Description of the task:
Find every line of the listing below where "toggle" appears, and copy it.

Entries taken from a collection
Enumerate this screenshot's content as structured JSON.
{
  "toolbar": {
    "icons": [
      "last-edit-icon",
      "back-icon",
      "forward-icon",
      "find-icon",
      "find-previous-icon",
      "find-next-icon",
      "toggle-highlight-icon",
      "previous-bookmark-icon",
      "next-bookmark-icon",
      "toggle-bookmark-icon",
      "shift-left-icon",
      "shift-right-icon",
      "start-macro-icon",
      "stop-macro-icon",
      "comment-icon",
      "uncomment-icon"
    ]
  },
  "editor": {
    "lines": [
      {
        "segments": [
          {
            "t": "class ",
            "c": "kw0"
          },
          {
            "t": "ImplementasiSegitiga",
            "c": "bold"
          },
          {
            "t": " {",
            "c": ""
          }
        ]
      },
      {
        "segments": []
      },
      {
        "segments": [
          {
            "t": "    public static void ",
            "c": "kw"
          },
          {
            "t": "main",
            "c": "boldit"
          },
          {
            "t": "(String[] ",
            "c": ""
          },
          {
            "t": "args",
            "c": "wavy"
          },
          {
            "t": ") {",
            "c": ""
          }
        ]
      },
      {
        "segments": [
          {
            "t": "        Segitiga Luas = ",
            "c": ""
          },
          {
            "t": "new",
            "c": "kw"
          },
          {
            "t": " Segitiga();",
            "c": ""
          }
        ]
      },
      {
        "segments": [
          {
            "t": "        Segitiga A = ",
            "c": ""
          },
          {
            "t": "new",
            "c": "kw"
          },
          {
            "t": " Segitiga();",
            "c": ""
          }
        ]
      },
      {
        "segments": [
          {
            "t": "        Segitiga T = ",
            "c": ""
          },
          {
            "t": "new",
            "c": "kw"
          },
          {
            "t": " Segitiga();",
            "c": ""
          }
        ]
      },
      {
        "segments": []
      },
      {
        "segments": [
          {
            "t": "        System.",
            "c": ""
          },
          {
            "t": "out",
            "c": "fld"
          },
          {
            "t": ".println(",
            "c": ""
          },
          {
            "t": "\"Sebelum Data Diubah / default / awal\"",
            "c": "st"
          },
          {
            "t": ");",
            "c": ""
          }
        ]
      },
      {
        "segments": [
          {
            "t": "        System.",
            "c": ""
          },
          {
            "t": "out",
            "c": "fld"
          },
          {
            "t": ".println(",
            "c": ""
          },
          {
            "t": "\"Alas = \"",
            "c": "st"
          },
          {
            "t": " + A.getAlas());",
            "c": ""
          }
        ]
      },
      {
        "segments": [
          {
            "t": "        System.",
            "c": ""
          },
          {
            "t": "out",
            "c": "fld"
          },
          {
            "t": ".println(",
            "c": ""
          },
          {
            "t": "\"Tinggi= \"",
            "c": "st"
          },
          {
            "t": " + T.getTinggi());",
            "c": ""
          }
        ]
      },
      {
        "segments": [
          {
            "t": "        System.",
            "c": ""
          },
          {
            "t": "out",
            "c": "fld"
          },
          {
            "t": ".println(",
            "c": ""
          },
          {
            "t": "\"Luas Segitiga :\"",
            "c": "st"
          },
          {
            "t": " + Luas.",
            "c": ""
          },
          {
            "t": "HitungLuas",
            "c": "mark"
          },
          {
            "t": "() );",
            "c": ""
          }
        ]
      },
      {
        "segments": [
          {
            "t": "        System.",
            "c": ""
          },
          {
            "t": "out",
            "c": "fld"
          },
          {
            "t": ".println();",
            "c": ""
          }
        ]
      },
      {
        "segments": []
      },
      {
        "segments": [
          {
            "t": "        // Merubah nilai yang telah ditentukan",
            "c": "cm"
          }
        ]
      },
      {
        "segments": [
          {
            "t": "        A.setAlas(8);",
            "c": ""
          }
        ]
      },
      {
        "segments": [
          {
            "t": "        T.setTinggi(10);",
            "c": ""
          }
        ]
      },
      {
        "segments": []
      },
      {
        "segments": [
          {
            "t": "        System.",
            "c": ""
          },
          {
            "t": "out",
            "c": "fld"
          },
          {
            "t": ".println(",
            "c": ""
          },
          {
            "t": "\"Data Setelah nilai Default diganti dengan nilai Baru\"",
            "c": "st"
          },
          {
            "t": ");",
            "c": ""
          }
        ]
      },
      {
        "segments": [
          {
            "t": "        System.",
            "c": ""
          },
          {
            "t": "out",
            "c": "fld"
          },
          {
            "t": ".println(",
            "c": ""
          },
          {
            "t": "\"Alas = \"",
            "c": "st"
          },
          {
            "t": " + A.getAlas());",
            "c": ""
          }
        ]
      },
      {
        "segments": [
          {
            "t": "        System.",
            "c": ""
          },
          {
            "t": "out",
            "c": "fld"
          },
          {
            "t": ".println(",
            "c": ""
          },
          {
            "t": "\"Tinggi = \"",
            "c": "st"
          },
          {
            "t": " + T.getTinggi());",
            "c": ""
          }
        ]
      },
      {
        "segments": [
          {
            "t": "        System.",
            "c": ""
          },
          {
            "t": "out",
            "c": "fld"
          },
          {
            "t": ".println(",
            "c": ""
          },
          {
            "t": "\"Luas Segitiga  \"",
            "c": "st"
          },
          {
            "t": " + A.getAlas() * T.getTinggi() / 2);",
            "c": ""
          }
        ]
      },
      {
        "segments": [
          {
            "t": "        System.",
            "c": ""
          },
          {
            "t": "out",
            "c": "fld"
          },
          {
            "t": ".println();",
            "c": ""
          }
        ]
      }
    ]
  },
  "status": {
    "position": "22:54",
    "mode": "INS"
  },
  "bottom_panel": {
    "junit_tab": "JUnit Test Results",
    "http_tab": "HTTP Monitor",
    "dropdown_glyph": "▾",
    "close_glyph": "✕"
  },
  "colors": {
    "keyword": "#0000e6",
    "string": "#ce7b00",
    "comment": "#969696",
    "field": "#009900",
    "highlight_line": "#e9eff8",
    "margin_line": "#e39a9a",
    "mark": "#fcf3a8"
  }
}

Solution for this exercise:
      "toggle-highlight-icon",
      "toggle-bookmark-icon",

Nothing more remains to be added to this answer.